:: THE PROBLEM ::
Give back a single number, the count of lines containing the word "jsou".

:: Dataset excerpt ::

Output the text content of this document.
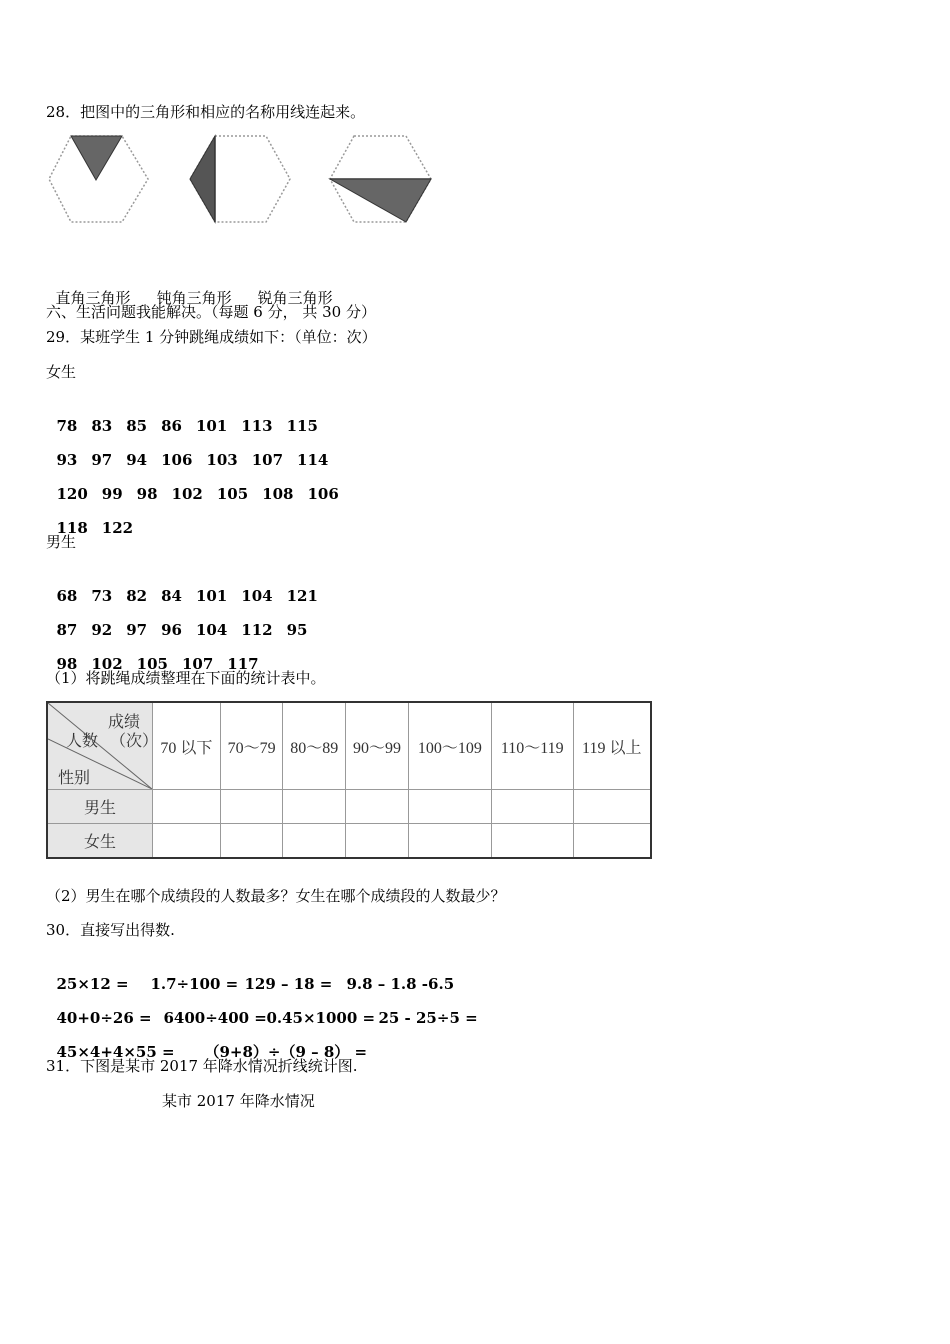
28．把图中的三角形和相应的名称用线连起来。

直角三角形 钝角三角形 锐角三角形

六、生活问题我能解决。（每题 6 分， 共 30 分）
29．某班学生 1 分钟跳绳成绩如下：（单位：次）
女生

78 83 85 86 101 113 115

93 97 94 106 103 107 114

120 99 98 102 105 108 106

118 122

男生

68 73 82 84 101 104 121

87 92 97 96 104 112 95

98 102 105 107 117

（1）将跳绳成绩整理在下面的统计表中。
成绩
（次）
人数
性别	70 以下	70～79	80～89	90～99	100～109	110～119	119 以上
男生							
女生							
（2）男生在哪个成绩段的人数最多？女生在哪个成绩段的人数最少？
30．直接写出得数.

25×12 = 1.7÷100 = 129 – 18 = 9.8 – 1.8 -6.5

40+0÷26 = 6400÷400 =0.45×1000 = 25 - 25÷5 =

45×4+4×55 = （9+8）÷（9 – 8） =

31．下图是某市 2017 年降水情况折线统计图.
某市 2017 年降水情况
---
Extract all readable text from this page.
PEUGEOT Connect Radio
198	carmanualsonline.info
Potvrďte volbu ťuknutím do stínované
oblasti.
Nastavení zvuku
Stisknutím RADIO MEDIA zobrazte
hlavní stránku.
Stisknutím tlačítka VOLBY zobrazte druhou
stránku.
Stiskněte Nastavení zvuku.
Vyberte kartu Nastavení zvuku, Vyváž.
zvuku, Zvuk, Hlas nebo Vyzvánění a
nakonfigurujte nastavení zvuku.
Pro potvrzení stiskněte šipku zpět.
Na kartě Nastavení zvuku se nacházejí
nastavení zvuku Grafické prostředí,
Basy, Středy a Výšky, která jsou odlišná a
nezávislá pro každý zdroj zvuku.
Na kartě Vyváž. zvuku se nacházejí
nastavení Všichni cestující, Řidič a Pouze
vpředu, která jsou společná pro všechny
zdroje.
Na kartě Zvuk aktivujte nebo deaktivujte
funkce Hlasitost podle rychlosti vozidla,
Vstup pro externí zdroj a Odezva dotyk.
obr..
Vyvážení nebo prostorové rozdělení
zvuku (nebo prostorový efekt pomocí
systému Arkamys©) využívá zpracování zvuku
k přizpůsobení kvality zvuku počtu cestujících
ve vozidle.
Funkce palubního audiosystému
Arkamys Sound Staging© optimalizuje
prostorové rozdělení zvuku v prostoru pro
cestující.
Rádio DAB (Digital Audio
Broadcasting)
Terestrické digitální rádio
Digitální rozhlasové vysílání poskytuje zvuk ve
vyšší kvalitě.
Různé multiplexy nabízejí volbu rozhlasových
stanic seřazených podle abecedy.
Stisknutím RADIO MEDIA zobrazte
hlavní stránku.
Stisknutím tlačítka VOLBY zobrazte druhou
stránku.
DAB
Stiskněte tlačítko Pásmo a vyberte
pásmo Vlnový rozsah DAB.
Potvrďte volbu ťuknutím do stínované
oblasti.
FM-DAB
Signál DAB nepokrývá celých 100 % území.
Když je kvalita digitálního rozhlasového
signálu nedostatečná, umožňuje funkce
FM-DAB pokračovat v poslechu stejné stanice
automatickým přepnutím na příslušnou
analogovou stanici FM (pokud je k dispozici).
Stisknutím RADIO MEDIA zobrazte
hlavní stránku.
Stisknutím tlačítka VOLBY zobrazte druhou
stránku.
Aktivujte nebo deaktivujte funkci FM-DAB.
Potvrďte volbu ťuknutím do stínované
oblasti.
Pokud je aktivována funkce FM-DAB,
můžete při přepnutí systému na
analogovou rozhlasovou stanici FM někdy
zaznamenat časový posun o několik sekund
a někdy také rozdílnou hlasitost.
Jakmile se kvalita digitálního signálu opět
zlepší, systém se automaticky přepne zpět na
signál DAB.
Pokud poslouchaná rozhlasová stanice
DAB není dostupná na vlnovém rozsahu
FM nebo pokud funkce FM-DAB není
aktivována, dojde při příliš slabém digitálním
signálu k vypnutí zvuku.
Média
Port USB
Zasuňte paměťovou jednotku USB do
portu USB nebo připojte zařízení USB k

:: SOLUTION FOR THIS TASK ::
2